• Written exercise
Find every line in the records below that holds the word "there", and copy each one.

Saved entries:
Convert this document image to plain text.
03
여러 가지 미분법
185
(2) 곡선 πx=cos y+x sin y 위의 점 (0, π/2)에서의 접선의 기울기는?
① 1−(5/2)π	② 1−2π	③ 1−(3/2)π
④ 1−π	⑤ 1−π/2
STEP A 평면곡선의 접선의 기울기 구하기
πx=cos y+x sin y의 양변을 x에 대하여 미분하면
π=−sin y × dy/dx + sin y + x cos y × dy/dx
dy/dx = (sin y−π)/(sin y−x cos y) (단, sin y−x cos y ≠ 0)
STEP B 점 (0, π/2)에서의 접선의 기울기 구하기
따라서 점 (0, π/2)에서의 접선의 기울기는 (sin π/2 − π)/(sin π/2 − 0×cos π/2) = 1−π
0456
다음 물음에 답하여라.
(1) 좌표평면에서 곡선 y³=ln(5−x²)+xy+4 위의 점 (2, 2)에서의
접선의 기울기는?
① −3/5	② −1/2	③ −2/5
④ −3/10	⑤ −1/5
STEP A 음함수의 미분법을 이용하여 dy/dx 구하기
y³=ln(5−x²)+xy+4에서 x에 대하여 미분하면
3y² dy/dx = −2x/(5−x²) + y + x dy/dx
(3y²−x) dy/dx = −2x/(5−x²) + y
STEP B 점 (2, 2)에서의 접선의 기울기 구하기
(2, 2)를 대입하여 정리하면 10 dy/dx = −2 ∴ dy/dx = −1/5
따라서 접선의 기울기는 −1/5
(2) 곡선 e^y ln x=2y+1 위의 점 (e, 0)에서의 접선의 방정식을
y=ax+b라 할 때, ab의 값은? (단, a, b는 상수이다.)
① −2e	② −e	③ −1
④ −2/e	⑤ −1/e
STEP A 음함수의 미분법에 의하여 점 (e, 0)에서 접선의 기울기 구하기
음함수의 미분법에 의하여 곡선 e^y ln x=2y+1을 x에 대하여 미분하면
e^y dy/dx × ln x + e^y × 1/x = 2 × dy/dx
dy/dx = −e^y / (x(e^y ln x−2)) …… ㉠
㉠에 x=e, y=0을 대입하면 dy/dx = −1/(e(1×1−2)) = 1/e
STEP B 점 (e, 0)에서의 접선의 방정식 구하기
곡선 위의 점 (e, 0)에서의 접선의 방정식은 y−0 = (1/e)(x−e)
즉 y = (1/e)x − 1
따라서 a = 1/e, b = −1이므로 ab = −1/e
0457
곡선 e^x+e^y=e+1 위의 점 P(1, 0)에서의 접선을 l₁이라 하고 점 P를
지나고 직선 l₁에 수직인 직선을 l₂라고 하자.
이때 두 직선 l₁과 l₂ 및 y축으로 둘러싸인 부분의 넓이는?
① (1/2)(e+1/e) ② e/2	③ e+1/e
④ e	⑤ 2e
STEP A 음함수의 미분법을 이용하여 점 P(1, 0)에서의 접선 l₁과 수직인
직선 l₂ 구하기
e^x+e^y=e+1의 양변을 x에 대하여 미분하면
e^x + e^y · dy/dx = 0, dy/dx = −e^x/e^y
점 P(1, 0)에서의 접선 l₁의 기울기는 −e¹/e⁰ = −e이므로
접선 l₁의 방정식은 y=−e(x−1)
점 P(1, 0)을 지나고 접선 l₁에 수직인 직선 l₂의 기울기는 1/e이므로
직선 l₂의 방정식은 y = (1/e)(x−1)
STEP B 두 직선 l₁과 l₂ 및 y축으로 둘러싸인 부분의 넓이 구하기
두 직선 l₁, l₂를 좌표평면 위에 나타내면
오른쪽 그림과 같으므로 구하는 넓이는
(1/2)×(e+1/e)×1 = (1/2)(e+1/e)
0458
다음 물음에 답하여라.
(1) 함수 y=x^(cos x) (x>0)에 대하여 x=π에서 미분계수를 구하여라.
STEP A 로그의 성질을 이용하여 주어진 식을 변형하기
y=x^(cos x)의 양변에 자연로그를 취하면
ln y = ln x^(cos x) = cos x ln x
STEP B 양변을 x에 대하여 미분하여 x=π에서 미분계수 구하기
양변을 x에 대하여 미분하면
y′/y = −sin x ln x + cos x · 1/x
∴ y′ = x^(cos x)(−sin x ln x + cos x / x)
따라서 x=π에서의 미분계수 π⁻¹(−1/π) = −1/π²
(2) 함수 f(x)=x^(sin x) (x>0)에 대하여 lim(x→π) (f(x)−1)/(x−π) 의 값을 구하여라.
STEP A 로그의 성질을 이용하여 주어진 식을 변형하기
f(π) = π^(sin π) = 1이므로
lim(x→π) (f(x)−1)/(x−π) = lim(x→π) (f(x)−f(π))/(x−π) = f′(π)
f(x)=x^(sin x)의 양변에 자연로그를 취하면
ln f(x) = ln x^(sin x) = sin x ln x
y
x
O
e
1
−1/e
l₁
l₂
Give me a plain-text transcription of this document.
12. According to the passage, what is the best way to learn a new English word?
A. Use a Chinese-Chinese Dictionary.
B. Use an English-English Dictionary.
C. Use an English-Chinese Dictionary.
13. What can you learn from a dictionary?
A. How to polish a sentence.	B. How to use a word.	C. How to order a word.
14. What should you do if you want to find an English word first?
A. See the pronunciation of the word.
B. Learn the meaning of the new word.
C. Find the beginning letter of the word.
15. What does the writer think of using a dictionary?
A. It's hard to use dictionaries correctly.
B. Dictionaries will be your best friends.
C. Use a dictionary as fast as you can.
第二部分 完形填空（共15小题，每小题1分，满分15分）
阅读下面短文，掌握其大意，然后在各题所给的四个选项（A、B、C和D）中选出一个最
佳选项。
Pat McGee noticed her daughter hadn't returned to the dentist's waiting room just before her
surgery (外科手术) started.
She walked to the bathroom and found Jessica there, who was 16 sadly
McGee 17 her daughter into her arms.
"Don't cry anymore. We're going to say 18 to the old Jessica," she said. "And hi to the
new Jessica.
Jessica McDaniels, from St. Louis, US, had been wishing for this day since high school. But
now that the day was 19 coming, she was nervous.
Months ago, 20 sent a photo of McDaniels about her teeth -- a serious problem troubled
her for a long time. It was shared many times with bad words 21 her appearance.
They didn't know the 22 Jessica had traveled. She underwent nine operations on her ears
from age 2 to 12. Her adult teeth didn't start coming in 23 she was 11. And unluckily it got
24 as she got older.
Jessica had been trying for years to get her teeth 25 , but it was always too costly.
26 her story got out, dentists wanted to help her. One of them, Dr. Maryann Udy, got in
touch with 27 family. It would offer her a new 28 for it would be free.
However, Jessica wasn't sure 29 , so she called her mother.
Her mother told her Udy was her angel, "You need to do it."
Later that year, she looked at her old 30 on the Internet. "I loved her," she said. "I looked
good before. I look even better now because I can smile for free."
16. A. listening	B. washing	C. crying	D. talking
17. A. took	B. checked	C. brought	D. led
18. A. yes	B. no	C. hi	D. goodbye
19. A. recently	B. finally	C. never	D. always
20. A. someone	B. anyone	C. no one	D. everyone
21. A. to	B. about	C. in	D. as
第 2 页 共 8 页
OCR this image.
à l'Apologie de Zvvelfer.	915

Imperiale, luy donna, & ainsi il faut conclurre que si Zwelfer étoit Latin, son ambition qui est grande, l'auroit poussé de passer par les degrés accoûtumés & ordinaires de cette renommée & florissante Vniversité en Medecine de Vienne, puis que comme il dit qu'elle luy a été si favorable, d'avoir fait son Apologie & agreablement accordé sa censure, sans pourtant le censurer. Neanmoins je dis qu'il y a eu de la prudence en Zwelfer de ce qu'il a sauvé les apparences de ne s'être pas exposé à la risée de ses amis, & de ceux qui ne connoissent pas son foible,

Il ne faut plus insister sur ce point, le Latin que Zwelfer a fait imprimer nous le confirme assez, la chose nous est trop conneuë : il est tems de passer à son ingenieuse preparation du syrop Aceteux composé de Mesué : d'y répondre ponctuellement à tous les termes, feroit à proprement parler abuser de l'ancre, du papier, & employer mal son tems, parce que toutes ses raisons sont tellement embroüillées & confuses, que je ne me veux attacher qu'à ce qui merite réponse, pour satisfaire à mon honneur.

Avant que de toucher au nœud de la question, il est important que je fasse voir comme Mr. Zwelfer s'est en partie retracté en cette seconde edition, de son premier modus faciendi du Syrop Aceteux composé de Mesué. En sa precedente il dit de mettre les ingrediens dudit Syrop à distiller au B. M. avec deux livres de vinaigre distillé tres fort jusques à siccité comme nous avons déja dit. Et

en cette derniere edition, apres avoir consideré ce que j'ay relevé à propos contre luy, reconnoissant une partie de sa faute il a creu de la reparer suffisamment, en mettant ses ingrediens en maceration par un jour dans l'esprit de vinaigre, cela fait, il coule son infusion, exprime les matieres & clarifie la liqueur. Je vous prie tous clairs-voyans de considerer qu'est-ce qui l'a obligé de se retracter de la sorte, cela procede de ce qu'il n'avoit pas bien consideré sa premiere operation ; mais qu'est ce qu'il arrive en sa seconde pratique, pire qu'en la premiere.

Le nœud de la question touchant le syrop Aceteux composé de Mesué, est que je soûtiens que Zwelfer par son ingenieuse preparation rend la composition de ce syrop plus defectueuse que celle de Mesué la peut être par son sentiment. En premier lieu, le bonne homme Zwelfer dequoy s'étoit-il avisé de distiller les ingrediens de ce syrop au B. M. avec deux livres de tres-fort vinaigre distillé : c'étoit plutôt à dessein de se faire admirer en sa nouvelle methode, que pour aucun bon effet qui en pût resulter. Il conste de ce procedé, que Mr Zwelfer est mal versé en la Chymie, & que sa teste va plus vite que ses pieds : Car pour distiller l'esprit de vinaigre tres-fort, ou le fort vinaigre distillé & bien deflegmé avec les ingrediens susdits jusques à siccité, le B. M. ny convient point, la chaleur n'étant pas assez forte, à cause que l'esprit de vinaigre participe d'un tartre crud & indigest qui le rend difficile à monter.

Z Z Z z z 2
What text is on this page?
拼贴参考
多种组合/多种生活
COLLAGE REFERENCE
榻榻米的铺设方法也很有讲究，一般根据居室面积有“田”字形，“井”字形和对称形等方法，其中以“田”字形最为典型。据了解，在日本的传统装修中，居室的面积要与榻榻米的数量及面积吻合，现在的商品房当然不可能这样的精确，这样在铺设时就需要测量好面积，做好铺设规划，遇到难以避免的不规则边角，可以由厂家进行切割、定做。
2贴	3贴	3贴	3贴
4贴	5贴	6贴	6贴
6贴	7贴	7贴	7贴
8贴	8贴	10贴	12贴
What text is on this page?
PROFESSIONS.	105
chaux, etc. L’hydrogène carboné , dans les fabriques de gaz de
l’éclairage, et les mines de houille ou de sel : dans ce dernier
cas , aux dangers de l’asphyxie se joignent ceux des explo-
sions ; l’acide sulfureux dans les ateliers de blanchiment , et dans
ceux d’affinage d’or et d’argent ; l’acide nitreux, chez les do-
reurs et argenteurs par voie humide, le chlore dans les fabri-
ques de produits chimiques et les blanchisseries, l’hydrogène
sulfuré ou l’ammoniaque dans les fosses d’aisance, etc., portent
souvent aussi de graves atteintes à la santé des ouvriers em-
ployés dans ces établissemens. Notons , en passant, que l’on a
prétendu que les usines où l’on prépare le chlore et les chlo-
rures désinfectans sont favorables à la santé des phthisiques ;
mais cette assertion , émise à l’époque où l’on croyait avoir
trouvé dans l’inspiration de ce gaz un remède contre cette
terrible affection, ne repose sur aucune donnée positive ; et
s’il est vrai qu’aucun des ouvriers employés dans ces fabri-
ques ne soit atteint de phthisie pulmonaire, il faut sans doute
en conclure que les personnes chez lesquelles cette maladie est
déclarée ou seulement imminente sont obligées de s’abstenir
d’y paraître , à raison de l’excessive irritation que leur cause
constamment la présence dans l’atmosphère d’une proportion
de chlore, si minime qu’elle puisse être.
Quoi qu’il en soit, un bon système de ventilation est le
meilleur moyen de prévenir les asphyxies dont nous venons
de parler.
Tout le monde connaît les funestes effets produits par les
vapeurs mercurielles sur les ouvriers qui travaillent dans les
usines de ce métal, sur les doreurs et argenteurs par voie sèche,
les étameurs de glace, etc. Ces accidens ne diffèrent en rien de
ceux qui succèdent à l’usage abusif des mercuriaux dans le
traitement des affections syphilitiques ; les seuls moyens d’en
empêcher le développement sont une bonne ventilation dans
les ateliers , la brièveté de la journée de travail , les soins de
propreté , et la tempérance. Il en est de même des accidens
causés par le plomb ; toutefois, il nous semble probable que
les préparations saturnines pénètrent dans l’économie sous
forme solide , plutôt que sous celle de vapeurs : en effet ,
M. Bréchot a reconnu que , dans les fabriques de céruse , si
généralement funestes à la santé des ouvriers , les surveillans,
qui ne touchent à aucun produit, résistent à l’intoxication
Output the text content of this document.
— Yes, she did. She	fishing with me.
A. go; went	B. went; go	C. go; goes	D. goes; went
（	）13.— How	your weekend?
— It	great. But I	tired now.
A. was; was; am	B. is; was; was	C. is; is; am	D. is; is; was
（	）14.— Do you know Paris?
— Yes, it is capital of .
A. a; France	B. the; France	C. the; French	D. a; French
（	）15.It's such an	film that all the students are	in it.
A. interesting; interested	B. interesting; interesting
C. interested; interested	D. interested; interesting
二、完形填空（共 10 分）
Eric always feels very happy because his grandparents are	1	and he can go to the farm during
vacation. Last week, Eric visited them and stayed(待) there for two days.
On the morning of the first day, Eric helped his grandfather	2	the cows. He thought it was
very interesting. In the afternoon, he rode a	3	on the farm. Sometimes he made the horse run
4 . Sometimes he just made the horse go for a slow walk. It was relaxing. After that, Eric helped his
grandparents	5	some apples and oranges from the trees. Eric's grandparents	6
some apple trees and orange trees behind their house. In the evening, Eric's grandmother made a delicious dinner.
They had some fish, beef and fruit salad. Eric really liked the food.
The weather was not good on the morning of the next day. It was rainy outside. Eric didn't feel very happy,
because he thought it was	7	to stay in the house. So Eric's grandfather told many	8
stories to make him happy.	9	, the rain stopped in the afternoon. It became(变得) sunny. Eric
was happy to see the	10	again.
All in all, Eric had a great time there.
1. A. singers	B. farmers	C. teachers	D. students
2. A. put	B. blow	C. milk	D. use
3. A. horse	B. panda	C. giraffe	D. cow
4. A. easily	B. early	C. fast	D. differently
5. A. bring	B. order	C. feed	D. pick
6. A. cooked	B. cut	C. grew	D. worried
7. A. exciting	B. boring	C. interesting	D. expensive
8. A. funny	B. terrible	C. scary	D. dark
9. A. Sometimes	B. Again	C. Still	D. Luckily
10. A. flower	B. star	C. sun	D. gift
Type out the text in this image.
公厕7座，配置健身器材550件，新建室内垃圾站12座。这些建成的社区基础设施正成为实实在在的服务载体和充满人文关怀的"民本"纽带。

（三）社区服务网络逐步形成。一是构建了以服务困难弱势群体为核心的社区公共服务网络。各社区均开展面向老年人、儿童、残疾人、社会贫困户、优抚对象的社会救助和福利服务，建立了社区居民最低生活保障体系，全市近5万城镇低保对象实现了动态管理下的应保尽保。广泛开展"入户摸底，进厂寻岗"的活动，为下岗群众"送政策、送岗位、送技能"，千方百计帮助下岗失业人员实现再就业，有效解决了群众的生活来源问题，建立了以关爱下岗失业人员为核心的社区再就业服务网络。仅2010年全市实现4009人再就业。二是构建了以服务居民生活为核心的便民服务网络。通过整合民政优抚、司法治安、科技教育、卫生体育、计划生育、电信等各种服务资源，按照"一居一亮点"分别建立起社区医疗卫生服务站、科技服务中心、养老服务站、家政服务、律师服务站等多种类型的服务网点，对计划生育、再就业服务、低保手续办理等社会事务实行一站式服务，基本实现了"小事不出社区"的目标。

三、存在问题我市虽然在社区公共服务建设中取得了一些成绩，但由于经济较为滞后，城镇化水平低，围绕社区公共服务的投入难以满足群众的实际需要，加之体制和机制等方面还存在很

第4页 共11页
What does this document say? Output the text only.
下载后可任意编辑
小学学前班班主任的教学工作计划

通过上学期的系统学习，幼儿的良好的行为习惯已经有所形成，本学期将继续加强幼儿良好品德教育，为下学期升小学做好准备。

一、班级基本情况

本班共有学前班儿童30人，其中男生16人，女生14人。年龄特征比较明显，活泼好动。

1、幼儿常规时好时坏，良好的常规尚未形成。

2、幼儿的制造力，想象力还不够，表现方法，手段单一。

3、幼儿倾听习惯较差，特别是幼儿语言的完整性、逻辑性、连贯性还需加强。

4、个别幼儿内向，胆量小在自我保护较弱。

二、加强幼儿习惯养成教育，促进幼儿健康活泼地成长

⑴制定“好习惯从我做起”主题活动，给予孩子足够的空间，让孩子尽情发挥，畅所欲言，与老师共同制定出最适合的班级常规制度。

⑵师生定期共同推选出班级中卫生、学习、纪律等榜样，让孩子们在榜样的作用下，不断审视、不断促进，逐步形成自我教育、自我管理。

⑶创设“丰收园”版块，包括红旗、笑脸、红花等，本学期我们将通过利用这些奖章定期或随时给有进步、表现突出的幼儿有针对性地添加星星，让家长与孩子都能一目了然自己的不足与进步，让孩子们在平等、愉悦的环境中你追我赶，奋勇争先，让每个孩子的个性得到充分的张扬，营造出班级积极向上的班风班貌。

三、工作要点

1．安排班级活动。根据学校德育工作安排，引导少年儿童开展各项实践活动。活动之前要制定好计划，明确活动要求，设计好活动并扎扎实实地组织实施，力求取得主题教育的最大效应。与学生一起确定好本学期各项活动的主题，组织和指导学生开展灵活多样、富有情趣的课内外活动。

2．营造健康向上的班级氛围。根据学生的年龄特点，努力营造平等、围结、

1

• Output of the task
She walked to the bathroom and found Jessica there, who was 16 sadly
vacation. Last week, Eric visited them and stayed(待) there for two days.
All in all, Eric had a great time there.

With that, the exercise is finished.